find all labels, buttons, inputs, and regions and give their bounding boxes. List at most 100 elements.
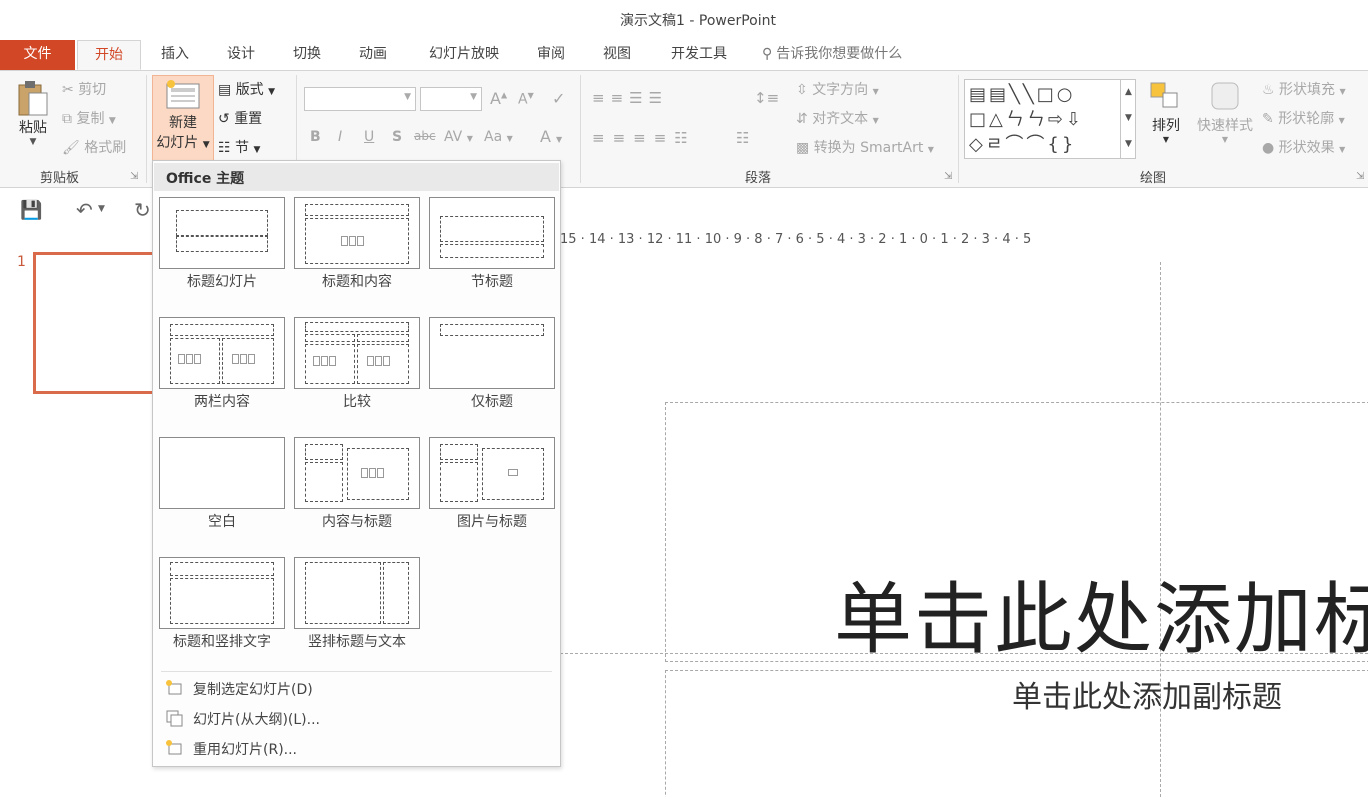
quick-styles-icon [1211,82,1239,110]
layout-section-header[interactable]: 节标题 [429,197,555,291]
font-name-combo[interactable]: ▼ [304,87,416,111]
clear-format-icon[interactable]: ✓ [552,89,565,108]
layout-content-caption[interactable]: 内容与标题 [294,437,420,531]
redo-icon[interactable]: ↻ [134,198,151,222]
paste-icon [18,81,48,116]
section-button[interactable]: ☷ 节 ▼ [218,137,260,157]
columns-icon[interactable]: ☷ [736,129,749,147]
content-icons [232,354,264,366]
bold-button[interactable]: B [310,129,321,145]
chevron-down-icon: ▼ [466,134,473,143]
arrange-label: 排列 [1152,118,1180,134]
layout-thumbnail [429,317,555,389]
new-slide-label: 新建 [169,115,197,131]
smartart-icon: ▩ [796,140,810,156]
layout-button[interactable]: ▤ 版式 ▼ [218,79,275,99]
align-text-button[interactable]: ⇵ 对齐文本 ▼ [796,108,879,128]
reset-button[interactable]: ↺ 重置 [218,108,262,128]
grow-font-button[interactable]: A▲ [490,89,507,108]
list-buttons[interactable]: ≡≡☰☰ [592,89,668,107]
tab-file[interactable]: 文件 [0,40,75,70]
clipboard-group-label: 剪贴板 [40,171,80,186]
scissors-icon: ✂ [62,82,74,98]
tab-review[interactable]: 审阅 [522,40,580,70]
paste-button[interactable]: 粘贴 ▼ [12,79,54,147]
tab-home[interactable]: 开始 [77,40,141,70]
placeholder-outline [440,324,544,336]
quick-access-toolbar: 💾 ↶ ▼ ↻ [0,188,152,234]
reuse-slides-item[interactable]: 重用幻灯片(R)... [159,735,554,761]
layout-picture-caption[interactable]: 图片与标题 [429,437,555,531]
shapes-gallery[interactable]: ▤▤╲╲□○ □△ㄣㄣ⇨⇩ ◇ㄹ⌒⌒{} [964,79,1136,159]
layout-title-content[interactable]: 标题和内容 [294,197,420,291]
tell-me-box[interactable]: ⚲ 告诉我你想要做什么 [762,40,902,70]
lightbulb-icon: ⚲ [762,46,773,62]
duplicate-slide-item[interactable]: 复制选定幻灯片(D) [159,675,554,701]
tab-developer[interactable]: 开发工具 [660,40,738,70]
copy-button[interactable]: ⧉ 复制 ▼ [62,108,116,128]
placeholder-outline [357,334,409,342]
placeholder-outline [305,334,355,342]
new-slide-button[interactable]: 新建 幻灯片 ▼ [152,75,214,161]
change-case-button[interactable]: Aa ▼ [484,129,513,145]
quick-styles-button[interactable]: 快速样式 ▼ [1194,79,1256,144]
strikethrough-button[interactable]: abc [414,129,436,143]
shape-outline-button[interactable]: ✎ 形状轮廓 ▼ [1262,108,1345,128]
placeholder-outline [440,462,478,502]
tab-slideshow[interactable]: 幻灯片放映 [418,40,510,70]
layout-title-vertical-text[interactable]: 标题和竖排文字 [159,557,285,651]
format-painter-button[interactable]: 🖌 格式刷 [62,137,126,157]
layout-comparison[interactable]: 比较 [294,317,420,411]
placeholder-outline [440,216,544,242]
font-size-combo[interactable]: ▼ [420,87,482,111]
align-buttons[interactable]: ≡≡≡≡☷ [592,129,696,147]
chevron-down-icon[interactable]: ▼ [98,204,105,214]
tab-animations[interactable]: 动画 [344,40,402,70]
slide-thumbnail[interactable] [33,252,163,394]
tab-design[interactable]: 设计 [212,40,270,70]
layout-vertical-title-text[interactable]: 竖排标题与文本 [294,557,420,651]
tab-view[interactable]: 视图 [588,40,646,70]
layout-thumbnail [159,317,285,389]
shadow-button[interactable]: S [392,129,402,145]
outline-icon [166,710,183,727]
paint-bucket-icon: ♨ [1262,82,1275,98]
shape-effects-button[interactable]: ● 形状效果 ▼ [1262,137,1345,157]
layout-blank[interactable]: 空白 [159,437,285,531]
underline-button[interactable]: U [364,129,374,145]
shrink-font-button[interactable]: A▼ [518,91,534,108]
line-spacing-icon[interactable]: ↕≡ [754,89,779,107]
cut-button[interactable]: ✂ 剪切 [62,79,106,99]
layout-title-slide[interactable]: 标题幻灯片 [159,197,285,291]
tab-transitions[interactable]: 切换 [278,40,336,70]
dialog-launcher-icon[interactable]: ⇲ [1356,171,1364,182]
dialog-launcher-icon[interactable]: ⇲ [130,171,138,182]
reset-label: 重置 [234,111,263,127]
slides-from-outline-item[interactable]: 幻灯片(从大纲)(L)... [159,705,554,731]
char-spacing-button[interactable]: AV ▼ [444,129,473,145]
layout-name: 仅标题 [471,394,513,410]
dialog-launcher-icon[interactable]: ⇲ [944,171,952,182]
group-separator [958,75,959,183]
save-icon[interactable]: 💾 [20,200,42,221]
quick-styles-label: 快速样式 [1197,118,1253,134]
text-direction-button[interactable]: ⇳ 文字方向 ▼ [796,79,879,99]
horizontal-ruler: 15 · 14 · 13 · 12 · 11 · 10 · 9 · 8 · 7 … [560,232,1368,258]
reuse-slides-label: 重用幻灯片(R)... [193,742,298,758]
chevron-down-icon: ▼ [108,116,116,126]
undo-icon[interactable]: ↶ [76,198,93,222]
smartart-button[interactable]: ▩ 转换为 SmartArt ▼ [796,137,934,157]
layout-title-only[interactable]: 仅标题 [429,317,555,411]
arrange-button[interactable]: 排列 ▼ [1146,79,1186,144]
copy-icon: ⧉ [62,111,72,127]
tab-insert[interactable]: 插入 [146,40,204,70]
chevron-down-icon: ▼ [1221,135,1229,144]
font-color-button[interactable]: A ▼ [540,127,562,146]
italic-button[interactable]: I [338,129,342,145]
chevron-down-icon: ▼ [1162,135,1170,144]
gallery-scroll[interactable]: ▲ ▼ ▼ [1120,79,1136,159]
effects-icon: ● [1262,140,1275,156]
shape-fill-button[interactable]: ♨ 形状填充 ▼ [1262,79,1346,99]
layout-two-content[interactable]: 两栏内容 [159,317,285,411]
reuse-slides-icon [166,740,182,755]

*Work to complete*: Write out, unchanged, the lines of the entries above from the line with "quick-styles-icon [1211,82,1239,110]" up to and including the line with "align-text-button[interactable]: ⇵ 对齐文本".

*Task response*:
quick-styles-icon [1211,82,1239,110]
layout-section-header[interactable]: 节标题 [429,197,555,291]
font-name-combo[interactable]: ▼ [304,87,416,111]
clear-format-icon[interactable]: ✓ [552,89,565,108]
layout-content-caption[interactable]: 内容与标题 [294,437,420,531]
redo-icon[interactable]: ↻ [134,198,151,222]
paste-icon [18,81,48,116]
section-button[interactable]: ☷ 节 ▼ [218,137,260,157]
columns-icon[interactable]: ☷ [736,129,749,147]
content-icons [232,354,264,366]
bold-button[interactable]: B [310,129,321,145]
chevron-down-icon: ▼ [466,134,473,143]
arrange-label: 排列 [1152,118,1180,134]
layout-thumbnail [429,317,555,389]
new-slide-label: 新建 [169,115,197,131]
smartart-icon: ▩ [796,140,810,156]
layout-button[interactable]: ▤ 版式 ▼ [218,79,275,99]
align-text-button[interactable]: ⇵ 对齐文本 ▼ [796,108,879,128]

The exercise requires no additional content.